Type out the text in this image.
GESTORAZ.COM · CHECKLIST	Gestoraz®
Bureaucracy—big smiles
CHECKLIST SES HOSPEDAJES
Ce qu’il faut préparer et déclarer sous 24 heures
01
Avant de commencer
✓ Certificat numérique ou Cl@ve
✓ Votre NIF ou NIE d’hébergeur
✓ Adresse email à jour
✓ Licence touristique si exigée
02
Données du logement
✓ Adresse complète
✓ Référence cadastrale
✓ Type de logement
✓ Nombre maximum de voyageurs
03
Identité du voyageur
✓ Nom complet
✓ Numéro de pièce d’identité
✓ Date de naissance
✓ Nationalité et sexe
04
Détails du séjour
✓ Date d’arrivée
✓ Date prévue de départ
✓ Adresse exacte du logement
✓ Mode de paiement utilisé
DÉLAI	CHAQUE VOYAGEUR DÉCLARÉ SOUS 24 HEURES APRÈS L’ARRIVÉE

Objective: Go through the data and return every record exactly.

Exercise response:
Type out the text in this image.
GESTORAZ.COM · CHECKLIST	Gestoraz®
Bureaucracy—big smiles
CHECKLIST SES HOSPEDAJES
Ce qu’il faut préparer et déclarer sous 24 heures
01
Avant de commencer
✓ Certificat numérique ou Cl@ve
✓ Votre NIF ou NIE d’hébergeur
✓ Adresse email à jour
✓ Licence touristique si exigée
02
Données du logement
✓ Adresse complète
✓ Référence cadastrale
✓ Type de logement
✓ Nombre maximum de voyageurs
03
Identité du voyageur
✓ Nom complet
✓ Numéro de pièce d’identité
✓ Date de naissance
✓ Nationalité et sexe
04
Détails du séjour
✓ Date d’arrivée
✓ Date prévue de départ
✓ Adresse exacte du logement
✓ Mode de paiement utilisé
DÉLAI	CHAQUE VOYAGEUR DÉCLARÉ SOUS 24 HEURES APRÈS L’ARRIVÉE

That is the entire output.